[Requirement]
An exact copy of every record is needed, with all pictures omitted.
[Data shown Boundary: Start]
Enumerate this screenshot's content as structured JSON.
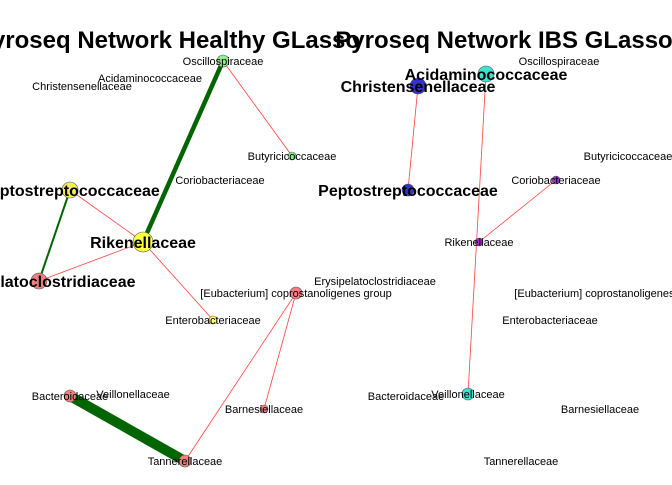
{
  "panels": [
    {
      "title": "Pyroseq Network Healthy GLasso",
      "nodes": [
        {
          "id": "oscillo",
          "label": "Oscillospiraceae",
          "color": "#90ee90",
          "size": "small"
        },
        {
          "id": "acidamino",
          "label": "Acidaminococcaceae",
          "color": null,
          "size": "none"
        },
        {
          "id": "christ",
          "label": "Christensenellaceae",
          "color": null,
          "size": "none"
        },
        {
          "id": "butyri",
          "label": "Butyricicoccaceae",
          "color": "#90ee90",
          "size": "tiny"
        },
        {
          "id": "corio",
          "label": "Coriobacteriaceae",
          "color": null,
          "size": "none"
        },
        {
          "id": "peptostrep",
          "label": "Peptostreptococcaceae",
          "color": "#eeee55",
          "size": "medium",
          "bold": true
        },
        {
          "id": "rikenell",
          "label": "Rikenellaceae",
          "color": "#ffff44",
          "size": "large",
          "bold": true
        },
        {
          "id": "erysip",
          "label": "Erysipelatoclostridiaceae",
          "color": "#f08080",
          "size": "medium",
          "bold": true
        },
        {
          "id": "eubact",
          "label": "[Eubacterium] coprostanoligenes group",
          "color": "#f08080",
          "size": "small"
        },
        {
          "id": "entero",
          "label": "Enterobacteriaceae",
          "color": "#ffff66",
          "size": "tiny"
        },
        {
          "id": "bactero",
          "label": "Bacteroidaceae",
          "color": "#f08080",
          "size": "small"
        },
        {
          "id": "veillon",
          "label": "Veillonellaceae",
          "color": null,
          "size": "none"
        },
        {
          "id": "barnes",
          "label": "Barnesiellaceae",
          "color": "#f08080",
          "size": "tiny"
        },
        {
          "id": "tanner",
          "label": "Tannerellaceae",
          "color": "#f08080",
          "size": "small"
        }
      ],
      "edges": [
        {
          "from": "oscillo",
          "to": "rikenell",
          "sign": "positive",
          "weight": 0.45
        },
        {
          "from": "oscillo",
          "to": "butyri",
          "sign": "negative",
          "weight": 0.1
        },
        {
          "from": "peptostrep",
          "to": "erysip",
          "sign": "positive",
          "weight": 0.2
        },
        {
          "from": "peptostrep",
          "to": "rikenell",
          "sign": "negative",
          "weight": 0.1
        },
        {
          "from": "rikenell",
          "to": "erysip",
          "sign": "negative",
          "weight": 0.1
        },
        {
          "from": "rikenell",
          "to": "entero",
          "sign": "negative",
          "weight": 0.1
        },
        {
          "from": "bactero",
          "to": "tanner",
          "sign": "positive",
          "weight": 1.0
        },
        {
          "from": "eubact",
          "to": "tanner",
          "sign": "negative",
          "weight": 0.1
        },
        {
          "from": "eubact",
          "to": "barnes",
          "sign": "negative",
          "weight": 0.1
        }
      ]
    },
    {
      "title": "Pyroseq Network IBS GLasso",
      "nodes": [
        {
          "id": "oscillo",
          "label": "Oscillospiraceae",
          "color": null,
          "size": "none"
        },
        {
          "id": "acidamino",
          "label": "Acidaminococcaceae",
          "color": "#40e0d0",
          "size": "medium",
          "bold": true
        },
        {
          "id": "christ",
          "label": "Christensenellaceae",
          "color": "#3333cc",
          "size": "medium",
          "bold": true
        },
        {
          "id": "butyri",
          "label": "Butyricicoccaceae",
          "color": null,
          "size": "none"
        },
        {
          "id": "corio",
          "label": "Coriobacteriaceae",
          "color": "#9933cc",
          "size": "tiny"
        },
        {
          "id": "peptostrep",
          "label": "Peptostreptococcaceae",
          "color": "#3333cc",
          "size": "small",
          "bold": true
        },
        {
          "id": "rikenell",
          "label": "Rikenellaceae",
          "color": "#9933cc",
          "size": "tiny"
        },
        {
          "id": "erysip",
          "label": "Erysipelatoclostridiaceae",
          "color": null,
          "size": "none"
        },
        {
          "id": "eubact",
          "label": "[Eubacterium] coprostanoligenes group",
          "color": null,
          "size": "none"
        },
        {
          "id": "entero",
          "label": "Enterobacteriaceae",
          "color": null,
          "size": "none"
        },
        {
          "id": "bactero",
          "label": "Bacteroidaceae",
          "color": null,
          "size": "none"
        },
        {
          "id": "veillon",
          "label": "Veillonellaceae",
          "color": "#40e0d0",
          "size": "small"
        },
        {
          "id": "barnes",
          "label": "Barnesiellaceae",
          "color": null,
          "size": "none"
        },
        {
          "id": "tanner",
          "label": "Tannerellaceae",
          "color": null,
          "size": "none"
        }
      ],
      "edges": [
        {
          "from": "christ",
          "to": "peptostrep",
          "sign": "negative",
          "weight": 0.1
        },
        {
          "from": "acidamino",
          "to": "veillon",
          "sign": "negative",
          "weight": 0.1
        },
        {
          "from": "corio",
          "to": "rikenell",
          "sign": "negative",
          "weight": 0.1
        }
      ]
    }
  ],
  "colors": {
    "positive_edge": "#006400",
    "negative_edge": "#ff4040"
  }
}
[Data shown Boundary: End]
[Solution to this exercise]
Enumerate this screenshot's content as structured JSON.
{
  "panels": [
    {
      "title": "Pyroseq Network Healthy GLasso",
      "nodes": [
        {
          "id": "oscillo",
          "label": "Oscillospiraceae",
          "color": "#90ee90",
          "size": "small"
        },
        {
          "id": "acidamino",
          "label": "Acidaminococcaceae",
          "color": null,
          "size": "none"
        },
        {
          "id": "christ",
          "label": "Christensenellaceae",
          "color": null,
          "size": "none"
        },
        {
          "id": "butyri",
          "label": "Butyricicoccaceae",
          "color": "#90ee90",
          "size": "tiny"
        },
        {
          "id": "corio",
          "label": "Coriobacteriaceae",
          "color": null,
          "size": "none"
        },
        {
          "id": "peptostrep",
          "label": "Peptostreptococcaceae",
          "color": "#eeee55",
          "size": "medium",
          "bold": true
        },
        {
          "id": "rikenell",
          "label": "Rikenellaceae",
          "color": "#ffff44",
          "size": "large",
          "bold": true
        },
        {
          "id": "erysip",
          "label": "Erysipelatoclostridiaceae",
          "color": "#f08080",
          "size": "medium",
          "bold": true
        },
        {
          "id": "eubact",
          "label": "[Eubacterium] coprostanoligenes group",
          "color": "#f08080",
          "size": "small"
        },
        {
          "id": "entero",
          "label": "Enterobacteriaceae",
          "color": "#ffff66",
          "size": "tiny"
        },
        {
          "id": "bactero",
          "label": "Bacteroidaceae",
          "color": "#f08080",
          "size": "small"
        },
        {
          "id": "veillon",
          "label": "Veillonellaceae",
          "color": null,
          "size": "none"
        },
        {
          "id": "barnes",
          "label": "Barnesiellaceae",
          "color": "#f08080",
          "size": "tiny"
        },
        {
          "id": "tanner",
          "label": "Tannerellaceae",
          "color": "#f08080",
          "size": "small"
        }
      ],
      "edges": [
        {
          "from": "oscillo",
          "to": "rikenell",
          "sign": "positive",
          "weight": 0.45
        },
        {
          "from": "oscillo",
          "to": "butyri",
          "sign": "negative",
          "weight": 0.1
        },
        {
          "from": "peptostrep",
          "to": "erysip",
          "sign": "positive",
          "weight": 0.2
        },
        {
          "from": "peptostrep",
          "to": "rikenell",
          "sign": "negative",
          "weight": 0.1
        },
        {
          "from": "rikenell",
          "to": "erysip",
          "sign": "negative",
          "weight": 0.1
        },
        {
          "from": "rikenell",
          "to": "entero",
          "sign": "negative",
          "weight": 0.1
        },
        {
          "from": "bactero",
          "to": "tanner",
          "sign": "positive",
          "weight": 1.0
        },
        {
          "from": "eubact",
          "to": "tanner",
          "sign": "negative",
          "weight": 0.1
        },
        {
          "from": "eubact",
          "to": "barnes",
          "sign": "negative",
          "weight": 0.1
        }
      ]
    },
    {
      "title": "Pyroseq Network IBS GLasso",
      "nodes": [
        {
          "id": "oscillo",
          "label": "Oscillospiraceae",
          "color": null,
          "size": "none"
        },
        {
          "id": "acidamino",
          "label": "Acidaminococcaceae",
          "color": "#40e0d0",
          "size": "medium",
          "bold": true
        },
        {
          "id": "christ",
          "label": "Christensenellaceae",
          "color": "#3333cc",
          "size": "medium",
          "bold": true
        },
        {
          "id": "butyri",
          "label": "Butyricicoccaceae",
          "color": null,
          "size": "none"
        },
        {
          "id": "corio",
          "label": "Coriobacteriaceae",
          "color": "#9933cc",
          "size": "tiny"
        },
        {
          "id": "peptostrep",
          "label": "Peptostreptococcaceae",
          "color": "#3333cc",
          "size": "small",
          "bold": true
        },
        {
          "id": "rikenell",
          "label": "Rikenellaceae",
          "color": "#9933cc",
          "size": "tiny"
        },
        {
          "id": "erysip",
          "label": "Erysipelatoclostridiaceae",
          "color": null,
          "size": "none"
        },
        {
          "id": "eubact",
          "label": "[Eubacterium] coprostanoligenes group",
          "color": null,
          "size": "none"
        },
        {
          "id": "entero",
          "label": "Enterobacteriaceae",
          "color": null,
          "size": "none"
        },
        {
          "id": "bactero",
          "label": "Bacteroidaceae",
          "color": null,
          "size": "none"
        },
        {
          "id": "veillon",
          "label": "Veillonellaceae",
          "color": "#40e0d0",
          "size": "small"
        },
        {
          "id": "barnes",
          "label": "Barnesiellaceae",
          "color": null,
          "size": "none"
        },
        {
          "id": "tanner",
          "label": "Tannerellaceae",
          "color": null,
          "size": "none"
        }
      ],
      "edges": [
        {
          "from": "christ",
          "to": "peptostrep",
          "sign": "negative",
          "weight": 0.1
        },
        {
          "from": "acidamino",
          "to": "veillon",
          "sign": "negative",
          "weight": 0.1
        },
        {
          "from": "corio",
          "to": "rikenell",
          "sign": "negative",
          "weight": 0.1
        }
      ]
    }
  ],
  "colors": {
    "positive_edge": "#006400",
    "negative_edge": "#ff4040"
  }
}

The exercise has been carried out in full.